**Exercise prompt**
Transcribe the material exactly. Images do not belong in the copy.

************

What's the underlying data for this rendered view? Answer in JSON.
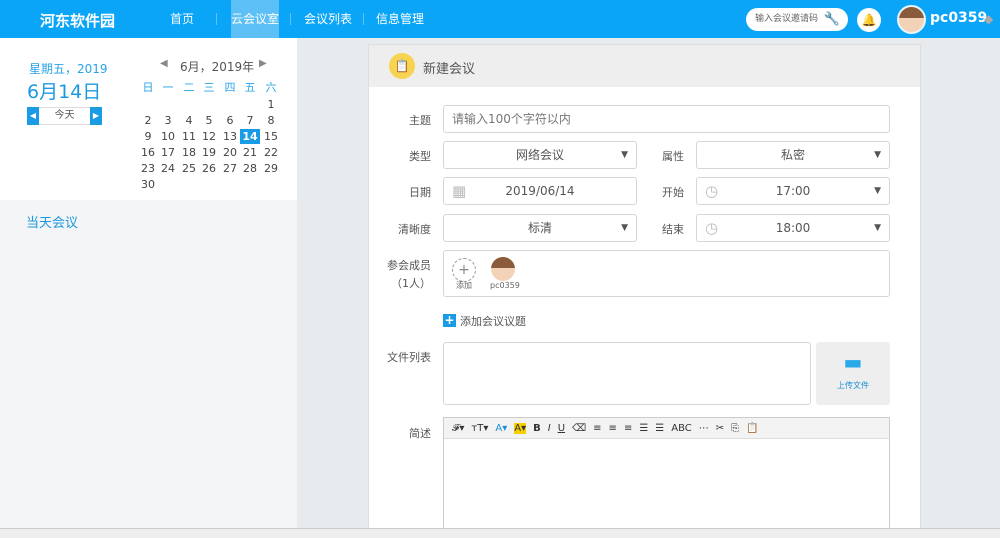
{
  "header": {
    "brand": "河东软件园",
    "nav": [
      "首页",
      "云会议室",
      "会议列表",
      "信息管理"
    ],
    "active_nav": 1,
    "invite_placeholder": "输入会议邀请码",
    "username": "pc0359"
  },
  "left": {
    "weekday_year": "星期五，2019",
    "big_date": "6月14日",
    "today_btn": "今天",
    "calendar_title": "6月，2019年",
    "weekdays": [
      "日",
      "一",
      "二",
      "三",
      "四",
      "五",
      "六"
    ],
    "weeks": [
      [
        null,
        null,
        null,
        null,
        null,
        null,
        1
      ],
      [
        2,
        3,
        4,
        5,
        6,
        7,
        8
      ],
      [
        9,
        10,
        11,
        12,
        13,
        14,
        15
      ],
      [
        16,
        17,
        18,
        19,
        20,
        21,
        22
      ],
      [
        23,
        24,
        25,
        26,
        27,
        28,
        29
      ],
      [
        30,
        null,
        null,
        null,
        null,
        null,
        null
      ]
    ],
    "selected_day": 14,
    "today_meetings": "当天会议"
  },
  "form": {
    "title": "新建会议",
    "subject_label": "主题",
    "subject_placeholder": "请输入100个字符以内",
    "type_label": "类型",
    "type_value": "网络会议",
    "attr_label": "属性",
    "attr_value": "私密",
    "date_label": "日期",
    "date_value": "2019/06/14",
    "start_label": "开始",
    "start_value": "17:00",
    "quality_label": "清晰度",
    "quality_value": "标清",
    "end_label": "结束",
    "end_value": "18:00",
    "members_label": "参会成员",
    "members_count": "（1人）",
    "add_member": "添加",
    "member_name": "pc0359",
    "add_topic": "添加会议议题",
    "files_label": "文件列表",
    "upload": "上传文件",
    "desc_label": "简述",
    "toolbar": [
      "𝓕▾",
      "тT▾",
      "A▾",
      "A▾",
      "B",
      "I",
      "U",
      "⌫",
      "≡",
      "≡",
      "≡",
      "☰",
      "☰",
      "ABC",
      "⋯",
      "✂",
      "⎘",
      "📋"
    ]
  }
}
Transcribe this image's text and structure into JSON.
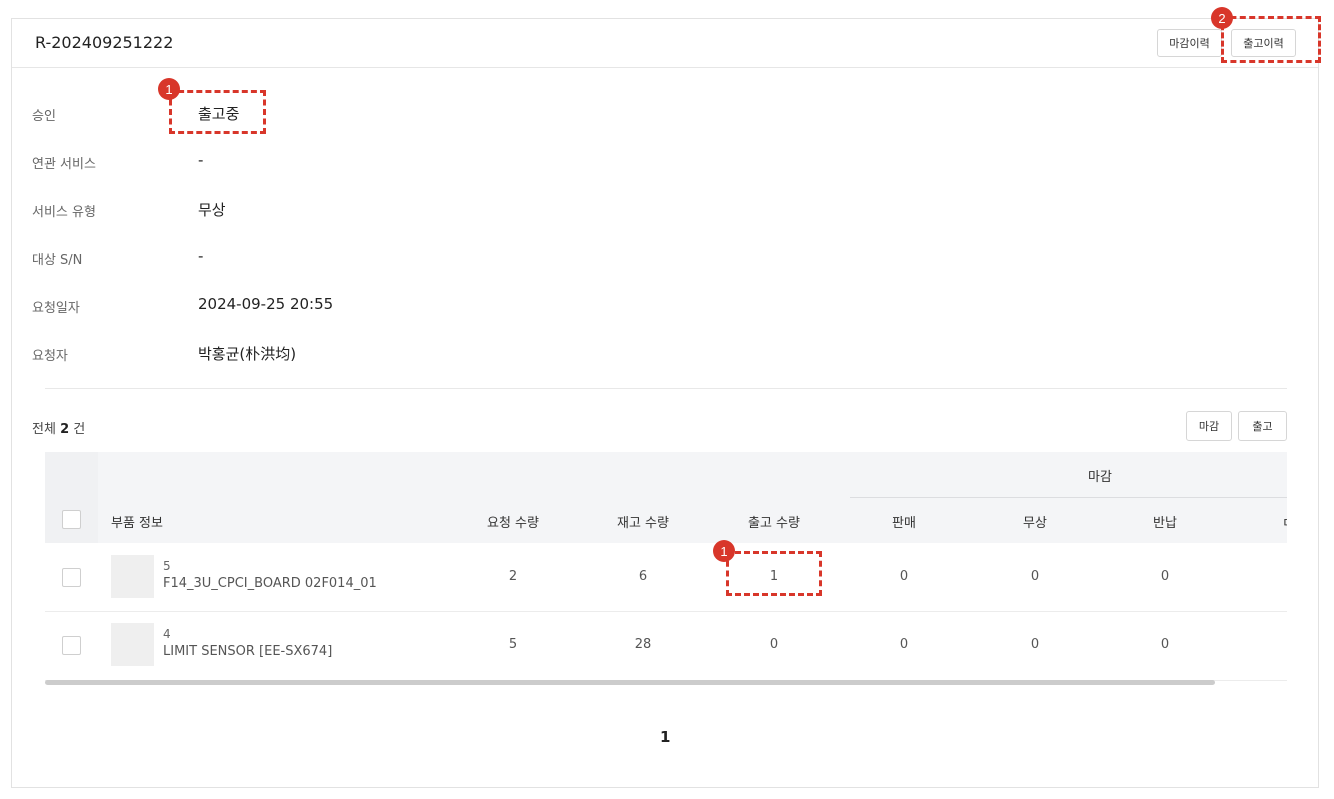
{
  "header": {
    "title": "R-202409251222",
    "close_history_button": "마감이력",
    "release_history_button": "출고이력"
  },
  "info": [
    {
      "label": "승인",
      "value": "출고중"
    },
    {
      "label": "연관 서비스",
      "value": "-"
    },
    {
      "label": "서비스 유형",
      "value": "무상"
    },
    {
      "label": "대상 S/N",
      "value": "-"
    },
    {
      "label": "요청일자",
      "value": "2024-09-25 20:55"
    },
    {
      "label": "요청자",
      "value": "박홍균(朴洪均)"
    }
  ],
  "list": {
    "total_prefix": "전체",
    "total_count": "2",
    "total_suffix": "건",
    "close_button": "마감",
    "release_button": "출고"
  },
  "table": {
    "headers": {
      "part_info": "부품 정보",
      "request_qty": "요청 수량",
      "stock_qty": "재고 수량",
      "release_qty": "출고 수량",
      "group": "마감",
      "sale": "판매",
      "free": "무상",
      "return": "반납"
    },
    "rows": [
      {
        "num": "5",
        "name": "F14_3U_CPCI_BOARD 02F014_01",
        "request_qty": "2",
        "stock_qty": "6",
        "release_qty": "1",
        "sale": "0",
        "free": "0",
        "return": "0"
      },
      {
        "num": "4",
        "name": "LIMIT SENSOR [EE-SX674]",
        "request_qty": "5",
        "stock_qty": "28",
        "release_qty": "0",
        "sale": "0",
        "free": "0",
        "return": "0"
      }
    ]
  },
  "pagination": {
    "current_page": "1"
  },
  "annotations": {
    "marker_1": "1",
    "marker_2": "2",
    "color": "#d8362a"
  }
}
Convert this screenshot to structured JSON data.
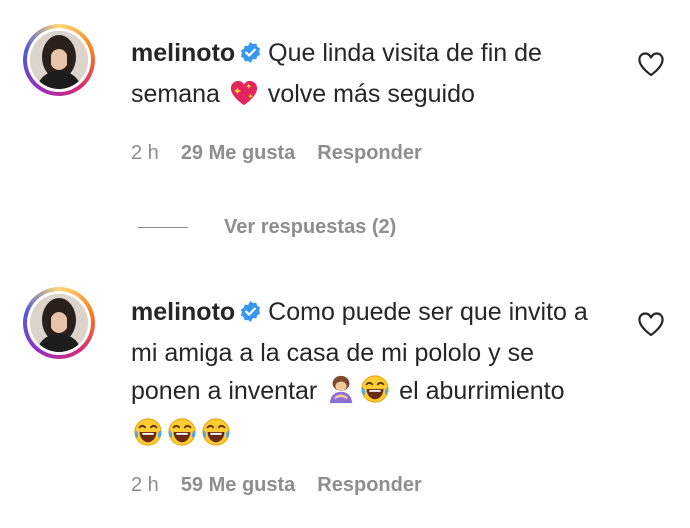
{
  "comments": [
    {
      "username": "melinoto",
      "text_parts": [
        "Que linda visita de fin de semana",
        " volve más seguido"
      ],
      "emojis": [
        "sparkling-heart"
      ],
      "time": "2 h",
      "likes": "29 Me gusta",
      "reply_label": "Responder"
    },
    {
      "username": "melinoto",
      "text_parts": [
        "Como puede ser que invito a mi amiga a la casa de mi pololo y se ponen a inventar",
        " el aburrimiento"
      ],
      "emojis": [
        "person-bowing",
        "tears-of-joy",
        "tears-of-joy",
        "tears-of-joy",
        "tears-of-joy"
      ],
      "time": "2 h",
      "likes": "59 Me gusta",
      "reply_label": "Responder"
    }
  ],
  "view_replies_label": "Ver respuestas (2)",
  "icons": [
    "verified-badge-icon",
    "heart-outline-icon",
    "avatar"
  ],
  "colors": {
    "verified": "#3897f0",
    "muted": "#8e8e8e",
    "text": "#262626"
  }
}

************

**Solution**
What's the underlying data for this rendered view? Answer in JSON.
{
  "header": {
    "brand": "河东软件园",
    "nav": [
      "首页",
      "云会议室",
      "会议列表",
      "信息管理"
    ],
    "active_nav": 1,
    "invite_placeholder": "输入会议邀请码",
    "username": "pc0359"
  },
  "left": {
    "weekday_year": "星期五，2019",
    "big_date": "6月14日",
    "today_btn": "今天",
    "calendar_title": "6月，2019年",
    "weekdays": [
      "日",
      "一",
      "二",
      "三",
      "四",
      "五",
      "六"
    ],
    "weeks": [
      [
        null,
        null,
        null,
        null,
        null,
        null,
        1
      ],
      [
        2,
        3,
        4,
        5,
        6,
        7,
        8
      ],
      [
        9,
        10,
        11,
        12,
        13,
        14,
        15
      ],
      [
        16,
        17,
        18,
        19,
        20,
        21,
        22
      ],
      [
        23,
        24,
        25,
        26,
        27,
        28,
        29
      ],
      [
        30,
        null,
        null,
        null,
        null,
        null,
        null
      ]
    ],
    "selected_day": 14,
    "today_meetings": "当天会议"
  },
  "form": {
    "title": "新建会议",
    "subject_label": "主题",
    "subject_placeholder": "请输入100个字符以内",
    "type_label": "类型",
    "type_value": "网络会议",
    "attr_label": "属性",
    "attr_value": "私密",
    "date_label": "日期",
    "date_value": "2019/06/14",
    "start_label": "开始",
    "start_value": "17:00",
    "quality_label": "清晰度",
    "quality_value": "标清",
    "end_label": "结束",
    "end_value": "18:00",
    "members_label": "参会成员",
    "members_count": "（1人）",
    "add_member": "添加",
    "member_name": "pc0359",
    "add_topic": "添加会议议题",
    "files_label": "文件列表",
    "upload": "上传文件",
    "desc_label": "简述",
    "toolbar": [
      "𝓕▾",
      "тT▾",
      "A▾",
      "A▾",
      "B",
      "I",
      "U",
      "⌫",
      "≡",
      "≡",
      "≡",
      "☰",
      "☰",
      "ABC",
      "⋯",
      "✂",
      "⎘",
      "📋"
    ]
  }
}
Transcribe this image's text and structure into JSON.
{
  "header": {
    "title": "R-202409251222",
    "close_history_button": "마감이력",
    "release_history_button": "출고이력"
  },
  "info": [
    {
      "label": "승인",
      "value": "출고중"
    },
    {
      "label": "연관 서비스",
      "value": "-"
    },
    {
      "label": "서비스 유형",
      "value": "무상"
    },
    {
      "label": "대상 S/N",
      "value": "-"
    },
    {
      "label": "요청일자",
      "value": "2024-09-25 20:55"
    },
    {
      "label": "요청자",
      "value": "박홍균(朴洪均)"
    }
  ],
  "list": {
    "total_prefix": "전체",
    "total_count": "2",
    "total_suffix": "건",
    "close_button": "마감",
    "release_button": "출고"
  },
  "table": {
    "headers": {
      "part_info": "부품 정보",
      "request_qty": "요청 수량",
      "stock_qty": "재고 수량",
      "release_qty": "출고 수량",
      "group": "마감",
      "sale": "판매",
      "free": "무상",
      "return": "반납"
    },
    "rows": [
      {
        "num": "5",
        "name": "F14_3U_CPCI_BOARD 02F014_01",
        "request_qty": "2",
        "stock_qty": "6",
        "release_qty": "1",
        "sale": "0",
        "free": "0",
        "return": "0"
      },
      {
        "num": "4",
        "name": "LIMIT SENSOR [EE-SX674]",
        "request_qty": "5",
        "stock_qty": "28",
        "release_qty": "0",
        "sale": "0",
        "free": "0",
        "return": "0"
      }
    ]
  },
  "pagination": {
    "current_page": "1"
  },
  "annotations": {
    "marker_1": "1",
    "marker_2": "2",
    "color": "#d8362a"
  }
}
Convert this screenshot to structured JSON data.
{
  "comments": [
    {
      "username": "melinoto",
      "text_parts": [
        "Que linda visita de fin de semana",
        " volve más seguido"
      ],
      "emojis": [
        "sparkling-heart"
      ],
      "time": "2 h",
      "likes": "29 Me gusta",
      "reply_label": "Responder"
    },
    {
      "username": "melinoto",
      "text_parts": [
        "Como puede ser que invito a mi amiga a la casa de mi pololo y se ponen a inventar",
        " el aburrimiento"
      ],
      "emojis": [
        "person-bowing",
        "tears-of-joy",
        "tears-of-joy",
        "tears-of-joy",
        "tears-of-joy"
      ],
      "time": "2 h",
      "likes": "59 Me gusta",
      "reply_label": "Responder"
    }
  ],
  "view_replies_label": "Ver respuestas (2)",
  "icons": [
    "verified-badge-icon",
    "heart-outline-icon",
    "avatar"
  ],
  "colors": {
    "verified": "#3897f0",
    "muted": "#8e8e8e",
    "text": "#262626"
  }
}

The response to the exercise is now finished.